## Begin The data
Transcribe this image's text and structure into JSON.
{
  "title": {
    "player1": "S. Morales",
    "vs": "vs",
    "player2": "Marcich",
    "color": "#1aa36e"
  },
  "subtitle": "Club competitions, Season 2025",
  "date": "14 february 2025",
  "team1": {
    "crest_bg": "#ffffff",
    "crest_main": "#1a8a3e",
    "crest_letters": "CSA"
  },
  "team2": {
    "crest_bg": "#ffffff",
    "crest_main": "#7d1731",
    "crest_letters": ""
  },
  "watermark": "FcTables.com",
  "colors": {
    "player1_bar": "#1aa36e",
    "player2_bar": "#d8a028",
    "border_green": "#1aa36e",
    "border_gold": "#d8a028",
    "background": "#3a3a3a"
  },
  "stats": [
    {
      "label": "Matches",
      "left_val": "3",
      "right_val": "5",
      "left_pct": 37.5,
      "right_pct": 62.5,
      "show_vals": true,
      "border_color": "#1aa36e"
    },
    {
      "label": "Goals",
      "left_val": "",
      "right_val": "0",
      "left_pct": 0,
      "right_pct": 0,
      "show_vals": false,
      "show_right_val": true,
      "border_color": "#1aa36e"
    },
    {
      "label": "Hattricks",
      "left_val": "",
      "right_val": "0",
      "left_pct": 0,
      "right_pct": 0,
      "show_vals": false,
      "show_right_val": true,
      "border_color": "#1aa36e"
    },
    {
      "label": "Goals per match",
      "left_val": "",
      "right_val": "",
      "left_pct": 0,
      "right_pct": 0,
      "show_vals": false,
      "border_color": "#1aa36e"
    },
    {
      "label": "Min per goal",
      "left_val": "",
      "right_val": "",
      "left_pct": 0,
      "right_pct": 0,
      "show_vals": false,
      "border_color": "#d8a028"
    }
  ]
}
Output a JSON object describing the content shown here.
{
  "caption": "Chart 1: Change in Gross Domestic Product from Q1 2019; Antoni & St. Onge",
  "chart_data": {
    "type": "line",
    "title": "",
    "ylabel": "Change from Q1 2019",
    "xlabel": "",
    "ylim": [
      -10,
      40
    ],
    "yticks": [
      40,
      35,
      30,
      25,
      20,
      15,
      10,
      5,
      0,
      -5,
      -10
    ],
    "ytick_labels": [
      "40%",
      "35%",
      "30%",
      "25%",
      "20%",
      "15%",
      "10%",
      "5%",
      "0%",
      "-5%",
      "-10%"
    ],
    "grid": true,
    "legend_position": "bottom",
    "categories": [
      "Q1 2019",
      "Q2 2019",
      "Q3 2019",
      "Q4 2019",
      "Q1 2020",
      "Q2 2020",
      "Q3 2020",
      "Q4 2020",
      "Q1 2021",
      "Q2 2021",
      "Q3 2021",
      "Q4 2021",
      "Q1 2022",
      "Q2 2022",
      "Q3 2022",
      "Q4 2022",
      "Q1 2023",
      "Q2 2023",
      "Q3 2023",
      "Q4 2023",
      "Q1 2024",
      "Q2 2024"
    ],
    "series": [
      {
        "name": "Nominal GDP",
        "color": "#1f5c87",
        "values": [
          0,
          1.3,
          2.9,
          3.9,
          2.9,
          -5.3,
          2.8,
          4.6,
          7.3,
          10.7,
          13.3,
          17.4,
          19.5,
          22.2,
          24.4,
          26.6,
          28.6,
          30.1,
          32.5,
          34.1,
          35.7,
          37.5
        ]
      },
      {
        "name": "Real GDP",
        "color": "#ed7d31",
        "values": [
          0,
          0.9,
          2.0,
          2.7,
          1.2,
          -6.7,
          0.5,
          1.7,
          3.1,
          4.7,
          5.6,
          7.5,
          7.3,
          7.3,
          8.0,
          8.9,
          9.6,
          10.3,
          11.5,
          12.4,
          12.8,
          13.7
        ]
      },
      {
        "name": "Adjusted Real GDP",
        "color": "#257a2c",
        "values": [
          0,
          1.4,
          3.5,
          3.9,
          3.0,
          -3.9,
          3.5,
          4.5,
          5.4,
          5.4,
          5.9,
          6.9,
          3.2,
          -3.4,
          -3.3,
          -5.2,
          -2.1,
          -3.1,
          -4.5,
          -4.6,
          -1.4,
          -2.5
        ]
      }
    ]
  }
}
## End The data
Task details: Retype every record above exactly as it appears.

Written solution:
Transcribe this image's text and structure into JSON.
{
  "title": {
    "player1": "S. Morales",
    "vs": "vs",
    "player2": "Marcich",
    "color": "#1aa36e"
  },
  "subtitle": "Club competitions, Season 2025",
  "date": "14 february 2025",
  "team1": {
    "crest_bg": "#ffffff",
    "crest_main": "#1a8a3e",
    "crest_letters": "CSA"
  },
  "team2": {
    "crest_bg": "#ffffff",
    "crest_main": "#7d1731",
    "crest_letters": ""
  },
  "watermark": "FcTables.com",
  "colors": {
    "player1_bar": "#1aa36e",
    "player2_bar": "#d8a028",
    "border_green": "#1aa36e",
    "border_gold": "#d8a028",
    "background": "#3a3a3a"
  },
  "stats": [
    {
      "label": "Matches",
      "left_val": "3",
      "right_val": "5",
      "left_pct": 37.5,
      "right_pct": 62.5,
      "show_vals": true,
      "border_color": "#1aa36e"
    },
    {
      "label": "Goals",
      "left_val": "",
      "right_val": "0",
      "left_pct": 0,
      "right_pct": 0,
      "show_vals": false,
      "show_right_val": true,
      "border_color": "#1aa36e"
    },
    {
      "label": "Hattricks",
      "left_val": "",
      "right_val": "0",
      "left_pct": 0,
      "right_pct": 0,
      "show_vals": false,
      "show_right_val": true,
      "border_color": "#1aa36e"
    },
    {
      "label": "Goals per match",
      "left_val": "",
      "right_val": "",
      "left_pct": 0,
      "right_pct": 0,
      "show_vals": false,
      "border_color": "#1aa36e"
    },
    {
      "label": "Min per goal",
      "left_val": "",
      "right_val": "",
      "left_pct": 0,
      "right_pct": 0,
      "show_vals": false,
      "border_color": "#d8a028"
    }
  ]
}
Output a JSON object describing the content shown here.
{
  "caption": "Chart 1: Change in Gross Domestic Product from Q1 2019; Antoni & St. Onge",
  "chart_data": {
    "type": "line",
    "title": "",
    "ylabel": "Change from Q1 2019",
    "xlabel": "",
    "ylim": [
      -10,
      40
    ],
    "yticks": [
      40,
      35,
      30,
      25,
      20,
      15,
      10,
      5,
      0,
      -5,
      -10
    ],
    "ytick_labels": [
      "40%",
      "35%",
      "30%",
      "25%",
      "20%",
      "15%",
      "10%",
      "5%",
      "0%",
      "-5%",
      "-10%"
    ],
    "grid": true,
    "legend_position": "bottom",
    "categories": [
      "Q1 2019",
      "Q2 2019",
      "Q3 2019",
      "Q4 2019",
      "Q1 2020",
      "Q2 2020",
      "Q3 2020",
      "Q4 2020",
      "Q1 2021",
      "Q2 2021",
      "Q3 2021",
      "Q4 2021",
      "Q1 2022",
      "Q2 2022",
      "Q3 2022",
      "Q4 2022",
      "Q1 2023",
      "Q2 2023",
      "Q3 2023",
      "Q4 2023",
      "Q1 2024",
      "Q2 2024"
    ],
    "series": [
      {
        "name": "Nominal GDP",
        "color": "#1f5c87",
        "values": [
          0,
          1.3,
          2.9,
          3.9,
          2.9,
          -5.3,
          2.8,
          4.6,
          7.3,
          10.7,
          13.3,
          17.4,
          19.5,
          22.2,
          24.4,
          26.6,
          28.6,
          30.1,
          32.5,
          34.1,
          35.7,
          37.5
        ]
      },
      {
        "name": "Real GDP",
        "color": "#ed7d31",
        "values": [
          0,
          0.9,
          2.0,
          2.7,
          1.2,
          -6.7,
          0.5,
          1.7,
          3.1,
          4.7,
          5.6,
          7.5,
          7.3,
          7.3,
          8.0,
          8.9,
          9.6,
          10.3,
          11.5,
          12.4,
          12.8,
          13.7
        ]
      },
      {
        "name": "Adjusted Real GDP",
        "color": "#257a2c",
        "values": [
          0,
          1.4,
          3.5,
          3.9,
          3.0,
          -3.9,
          3.5,
          4.5,
          5.4,
          5.4,
          5.9,
          6.9,
          3.2,
          -3.4,
          -3.3,
          -5.2,
          -2.1,
          -3.1,
          -4.5,
          -4.6,
          -1.4,
          -2.5
        ]
      }
    ]
  }
}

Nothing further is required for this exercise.